_TASK BRIEF_. Write out each line from the data below that includes the word "median".

_MATERIAL TO PROCESS_.
(begin)

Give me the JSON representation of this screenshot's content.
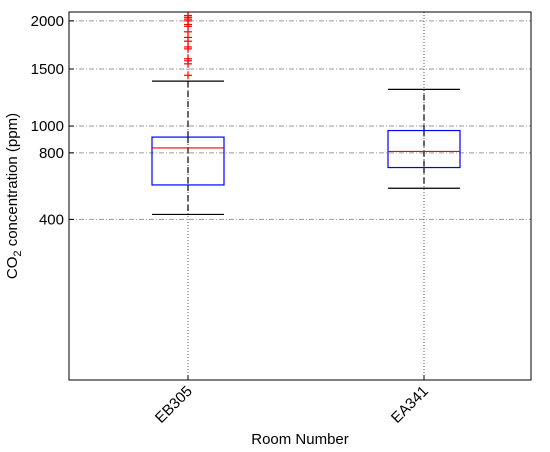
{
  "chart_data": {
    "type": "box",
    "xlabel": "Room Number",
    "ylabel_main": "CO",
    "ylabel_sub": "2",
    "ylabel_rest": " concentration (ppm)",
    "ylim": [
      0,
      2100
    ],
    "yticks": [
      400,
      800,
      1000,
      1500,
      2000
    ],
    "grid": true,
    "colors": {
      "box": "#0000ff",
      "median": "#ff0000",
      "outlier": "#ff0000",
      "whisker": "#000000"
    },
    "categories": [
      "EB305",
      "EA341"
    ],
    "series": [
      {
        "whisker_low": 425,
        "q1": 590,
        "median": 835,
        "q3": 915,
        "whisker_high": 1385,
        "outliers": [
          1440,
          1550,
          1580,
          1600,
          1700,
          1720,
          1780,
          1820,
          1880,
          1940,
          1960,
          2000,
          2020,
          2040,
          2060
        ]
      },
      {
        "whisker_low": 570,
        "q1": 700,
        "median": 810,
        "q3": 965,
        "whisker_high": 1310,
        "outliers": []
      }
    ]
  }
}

(end)

_TASK RESULT_.
      "median": "#ff0000",
        "median": 835,
        "median": 810,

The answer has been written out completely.